- _STATED PROBLEM_:
Reproduce each line exactly.

- _DATA SHOWN_:
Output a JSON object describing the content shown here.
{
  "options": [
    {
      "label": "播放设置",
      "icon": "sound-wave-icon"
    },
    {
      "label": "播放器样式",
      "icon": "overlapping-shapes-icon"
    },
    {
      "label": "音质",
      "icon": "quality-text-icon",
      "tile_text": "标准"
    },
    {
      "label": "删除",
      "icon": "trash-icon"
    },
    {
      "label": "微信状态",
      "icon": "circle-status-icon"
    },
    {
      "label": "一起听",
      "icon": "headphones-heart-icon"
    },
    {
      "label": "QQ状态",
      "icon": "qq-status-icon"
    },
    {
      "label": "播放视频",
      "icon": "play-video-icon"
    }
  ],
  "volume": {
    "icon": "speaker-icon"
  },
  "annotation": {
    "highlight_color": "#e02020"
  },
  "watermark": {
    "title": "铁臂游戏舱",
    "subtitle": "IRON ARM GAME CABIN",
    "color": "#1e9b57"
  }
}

- _ANSWER TO THIS PROBLEM_:
Output a JSON object describing the content shown here.
{
  "options": [
    {
      "label": "播放设置",
      "icon": "sound-wave-icon"
    },
    {
      "label": "播放器样式",
      "icon": "overlapping-shapes-icon"
    },
    {
      "label": "音质",
      "icon": "quality-text-icon",
      "tile_text": "标准"
    },
    {
      "label": "删除",
      "icon": "trash-icon"
    },
    {
      "label": "微信状态",
      "icon": "circle-status-icon"
    },
    {
      "label": "一起听",
      "icon": "headphones-heart-icon"
    },
    {
      "label": "QQ状态",
      "icon": "qq-status-icon"
    },
    {
      "label": "播放视频",
      "icon": "play-video-icon"
    }
  ],
  "volume": {
    "icon": "speaker-icon"
  },
  "annotation": {
    "highlight_color": "#e02020"
  },
  "watermark": {
    "title": "铁臂游戏舱",
    "subtitle": "IRON ARM GAME CABIN",
    "color": "#1e9b57"
  }
}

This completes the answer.